◆ Data entries ◆

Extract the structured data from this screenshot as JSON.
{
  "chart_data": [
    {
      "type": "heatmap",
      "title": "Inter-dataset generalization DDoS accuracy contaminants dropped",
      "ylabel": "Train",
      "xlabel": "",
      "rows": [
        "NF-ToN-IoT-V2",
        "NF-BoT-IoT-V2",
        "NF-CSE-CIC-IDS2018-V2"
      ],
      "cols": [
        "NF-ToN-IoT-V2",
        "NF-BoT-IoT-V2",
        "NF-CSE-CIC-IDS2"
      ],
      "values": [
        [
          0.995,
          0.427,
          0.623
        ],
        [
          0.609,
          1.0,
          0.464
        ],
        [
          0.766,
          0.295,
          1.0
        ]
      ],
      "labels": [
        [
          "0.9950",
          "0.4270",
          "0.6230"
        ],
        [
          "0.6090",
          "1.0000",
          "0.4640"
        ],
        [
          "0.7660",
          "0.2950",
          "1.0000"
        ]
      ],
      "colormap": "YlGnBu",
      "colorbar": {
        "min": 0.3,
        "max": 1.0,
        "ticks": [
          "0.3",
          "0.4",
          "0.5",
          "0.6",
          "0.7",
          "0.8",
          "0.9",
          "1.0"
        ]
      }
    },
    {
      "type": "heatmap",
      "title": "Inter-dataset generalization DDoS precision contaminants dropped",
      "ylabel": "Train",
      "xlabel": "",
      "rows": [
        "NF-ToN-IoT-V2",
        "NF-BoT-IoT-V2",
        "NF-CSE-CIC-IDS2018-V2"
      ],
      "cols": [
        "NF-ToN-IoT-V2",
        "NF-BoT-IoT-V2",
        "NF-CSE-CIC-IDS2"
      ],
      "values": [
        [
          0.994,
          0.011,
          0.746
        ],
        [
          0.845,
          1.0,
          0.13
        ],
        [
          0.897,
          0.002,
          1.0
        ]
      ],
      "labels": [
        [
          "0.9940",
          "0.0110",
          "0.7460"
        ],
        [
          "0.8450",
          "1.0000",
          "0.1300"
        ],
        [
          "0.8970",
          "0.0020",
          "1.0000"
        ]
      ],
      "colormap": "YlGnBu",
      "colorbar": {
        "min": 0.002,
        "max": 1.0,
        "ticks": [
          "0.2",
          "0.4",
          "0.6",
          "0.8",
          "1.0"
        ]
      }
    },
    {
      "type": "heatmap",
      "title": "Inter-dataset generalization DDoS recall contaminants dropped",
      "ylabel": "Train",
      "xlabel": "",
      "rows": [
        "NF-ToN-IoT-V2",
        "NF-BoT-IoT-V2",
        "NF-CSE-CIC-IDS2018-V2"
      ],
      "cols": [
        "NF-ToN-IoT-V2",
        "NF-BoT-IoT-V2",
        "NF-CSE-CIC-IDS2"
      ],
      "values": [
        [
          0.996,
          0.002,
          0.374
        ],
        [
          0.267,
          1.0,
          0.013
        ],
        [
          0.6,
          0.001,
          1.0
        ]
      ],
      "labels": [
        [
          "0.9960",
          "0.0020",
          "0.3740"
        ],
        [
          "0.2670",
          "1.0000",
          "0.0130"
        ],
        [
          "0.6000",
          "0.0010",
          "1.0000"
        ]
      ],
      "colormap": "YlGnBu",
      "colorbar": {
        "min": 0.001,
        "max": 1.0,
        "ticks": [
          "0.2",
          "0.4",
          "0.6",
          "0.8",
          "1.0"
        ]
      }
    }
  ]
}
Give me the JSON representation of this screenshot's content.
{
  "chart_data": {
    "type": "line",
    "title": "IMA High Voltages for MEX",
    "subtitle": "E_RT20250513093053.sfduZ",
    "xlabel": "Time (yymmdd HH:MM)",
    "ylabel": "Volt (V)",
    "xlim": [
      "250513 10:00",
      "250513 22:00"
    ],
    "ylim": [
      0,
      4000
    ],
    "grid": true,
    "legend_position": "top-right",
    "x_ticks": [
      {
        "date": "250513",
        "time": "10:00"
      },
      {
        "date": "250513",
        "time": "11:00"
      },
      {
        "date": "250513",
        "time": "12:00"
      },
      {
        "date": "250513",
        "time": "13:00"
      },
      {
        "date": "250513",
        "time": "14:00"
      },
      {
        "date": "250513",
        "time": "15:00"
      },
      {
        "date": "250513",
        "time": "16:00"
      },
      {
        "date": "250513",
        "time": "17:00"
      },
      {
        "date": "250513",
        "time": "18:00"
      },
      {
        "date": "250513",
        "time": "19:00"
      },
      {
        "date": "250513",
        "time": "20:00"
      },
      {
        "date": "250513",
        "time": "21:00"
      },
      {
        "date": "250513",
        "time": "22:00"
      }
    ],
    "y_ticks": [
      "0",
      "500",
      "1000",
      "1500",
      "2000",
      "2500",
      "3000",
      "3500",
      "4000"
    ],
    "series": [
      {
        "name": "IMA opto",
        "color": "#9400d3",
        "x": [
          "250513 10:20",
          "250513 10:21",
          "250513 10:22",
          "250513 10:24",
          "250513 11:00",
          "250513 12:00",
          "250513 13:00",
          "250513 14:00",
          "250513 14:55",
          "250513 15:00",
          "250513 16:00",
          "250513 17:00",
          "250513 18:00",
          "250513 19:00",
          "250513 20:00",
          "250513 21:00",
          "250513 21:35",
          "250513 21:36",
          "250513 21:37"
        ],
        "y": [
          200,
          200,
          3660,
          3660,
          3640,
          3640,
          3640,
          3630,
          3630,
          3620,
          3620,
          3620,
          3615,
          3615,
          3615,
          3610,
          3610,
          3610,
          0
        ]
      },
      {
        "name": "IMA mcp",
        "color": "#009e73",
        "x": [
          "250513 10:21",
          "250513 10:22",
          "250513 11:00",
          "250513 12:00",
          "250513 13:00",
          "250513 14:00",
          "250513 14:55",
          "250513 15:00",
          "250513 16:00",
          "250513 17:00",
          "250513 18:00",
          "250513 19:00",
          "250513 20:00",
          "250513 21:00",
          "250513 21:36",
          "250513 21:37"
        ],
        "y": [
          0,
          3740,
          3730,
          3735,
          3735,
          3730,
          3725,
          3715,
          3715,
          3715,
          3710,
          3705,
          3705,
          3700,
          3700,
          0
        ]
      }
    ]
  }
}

◆ Brief ◆
Repeat each record exactly. Omit nothing.

◆ Solution to this problem ◆
Extract the structured data from this screenshot as JSON.
{
  "chart_data": [
    {
      "type": "heatmap",
      "title": "Inter-dataset generalization DDoS accuracy contaminants dropped",
      "ylabel": "Train",
      "xlabel": "",
      "rows": [
        "NF-ToN-IoT-V2",
        "NF-BoT-IoT-V2",
        "NF-CSE-CIC-IDS2018-V2"
      ],
      "cols": [
        "NF-ToN-IoT-V2",
        "NF-BoT-IoT-V2",
        "NF-CSE-CIC-IDS2"
      ],
      "values": [
        [
          0.995,
          0.427,
          0.623
        ],
        [
          0.609,
          1.0,
          0.464
        ],
        [
          0.766,
          0.295,
          1.0
        ]
      ],
      "labels": [
        [
          "0.9950",
          "0.4270",
          "0.6230"
        ],
        [
          "0.6090",
          "1.0000",
          "0.4640"
        ],
        [
          "0.7660",
          "0.2950",
          "1.0000"
        ]
      ],
      "colormap": "YlGnBu",
      "colorbar": {
        "min": 0.3,
        "max": 1.0,
        "ticks": [
          "0.3",
          "0.4",
          "0.5",
          "0.6",
          "0.7",
          "0.8",
          "0.9",
          "1.0"
        ]
      }
    },
    {
      "type": "heatmap",
      "title": "Inter-dataset generalization DDoS precision contaminants dropped",
      "ylabel": "Train",
      "xlabel": "",
      "rows": [
        "NF-ToN-IoT-V2",
        "NF-BoT-IoT-V2",
        "NF-CSE-CIC-IDS2018-V2"
      ],
      "cols": [
        "NF-ToN-IoT-V2",
        "NF-BoT-IoT-V2",
        "NF-CSE-CIC-IDS2"
      ],
      "values": [
        [
          0.994,
          0.011,
          0.746
        ],
        [
          0.845,
          1.0,
          0.13
        ],
        [
          0.897,
          0.002,
          1.0
        ]
      ],
      "labels": [
        [
          "0.9940",
          "0.0110",
          "0.7460"
        ],
        [
          "0.8450",
          "1.0000",
          "0.1300"
        ],
        [
          "0.8970",
          "0.0020",
          "1.0000"
        ]
      ],
      "colormap": "YlGnBu",
      "colorbar": {
        "min": 0.002,
        "max": 1.0,
        "ticks": [
          "0.2",
          "0.4",
          "0.6",
          "0.8",
          "1.0"
        ]
      }
    },
    {
      "type": "heatmap",
      "title": "Inter-dataset generalization DDoS recall contaminants dropped",
      "ylabel": "Train",
      "xlabel": "",
      "rows": [
        "NF-ToN-IoT-V2",
        "NF-BoT-IoT-V2",
        "NF-CSE-CIC-IDS2018-V2"
      ],
      "cols": [
        "NF-ToN-IoT-V2",
        "NF-BoT-IoT-V2",
        "NF-CSE-CIC-IDS2"
      ],
      "values": [
        [
          0.996,
          0.002,
          0.374
        ],
        [
          0.267,
          1.0,
          0.013
        ],
        [
          0.6,
          0.001,
          1.0
        ]
      ],
      "labels": [
        [
          "0.9960",
          "0.0020",
          "0.3740"
        ],
        [
          "0.2670",
          "1.0000",
          "0.0130"
        ],
        [
          "0.6000",
          "0.0010",
          "1.0000"
        ]
      ],
      "colormap": "YlGnBu",
      "colorbar": {
        "min": 0.001,
        "max": 1.0,
        "ticks": [
          "0.2",
          "0.4",
          "0.6",
          "0.8",
          "1.0"
        ]
      }
    }
  ]
}
Give me the JSON representation of this screenshot's content.
{
  "chart_data": {
    "type": "line",
    "title": "IMA High Voltages for MEX",
    "subtitle": "E_RT20250513093053.sfduZ",
    "xlabel": "Time (yymmdd HH:MM)",
    "ylabel": "Volt (V)",
    "xlim": [
      "250513 10:00",
      "250513 22:00"
    ],
    "ylim": [
      0,
      4000
    ],
    "grid": true,
    "legend_position": "top-right",
    "x_ticks": [
      {
        "date": "250513",
        "time": "10:00"
      },
      {
        "date": "250513",
        "time": "11:00"
      },
      {
        "date": "250513",
        "time": "12:00"
      },
      {
        "date": "250513",
        "time": "13:00"
      },
      {
        "date": "250513",
        "time": "14:00"
      },
      {
        "date": "250513",
        "time": "15:00"
      },
      {
        "date": "250513",
        "time": "16:00"
      },
      {
        "date": "250513",
        "time": "17:00"
      },
      {
        "date": "250513",
        "time": "18:00"
      },
      {
        "date": "250513",
        "time": "19:00"
      },
      {
        "date": "250513",
        "time": "20:00"
      },
      {
        "date": "250513",
        "time": "21:00"
      },
      {
        "date": "250513",
        "time": "22:00"
      }
    ],
    "y_ticks": [
      "0",
      "500",
      "1000",
      "1500",
      "2000",
      "2500",
      "3000",
      "3500",
      "4000"
    ],
    "series": [
      {
        "name": "IMA opto",
        "color": "#9400d3",
        "x": [
          "250513 10:20",
          "250513 10:21",
          "250513 10:22",
          "250513 10:24",
          "250513 11:00",
          "250513 12:00",
          "250513 13:00",
          "250513 14:00",
          "250513 14:55",
          "250513 15:00",
          "250513 16:00",
          "250513 17:00",
          "250513 18:00",
          "250513 19:00",
          "250513 20:00",
          "250513 21:00",
          "250513 21:35",
          "250513 21:36",
          "250513 21:37"
        ],
        "y": [
          200,
          200,
          3660,
          3660,
          3640,
          3640,
          3640,
          3630,
          3630,
          3620,
          3620,
          3620,
          3615,
          3615,
          3615,
          3610,
          3610,
          3610,
          0
        ]
      },
      {
        "name": "IMA mcp",
        "color": "#009e73",
        "x": [
          "250513 10:21",
          "250513 10:22",
          "250513 11:00",
          "250513 12:00",
          "250513 13:00",
          "250513 14:00",
          "250513 14:55",
          "250513 15:00",
          "250513 16:00",
          "250513 17:00",
          "250513 18:00",
          "250513 19:00",
          "250513 20:00",
          "250513 21:00",
          "250513 21:36",
          "250513 21:37"
        ],
        "y": [
          0,
          3740,
          3730,
          3735,
          3735,
          3730,
          3725,
          3715,
          3715,
          3715,
          3710,
          3705,
          3705,
          3700,
          3700,
          0
        ]
      }
    ]
  }
}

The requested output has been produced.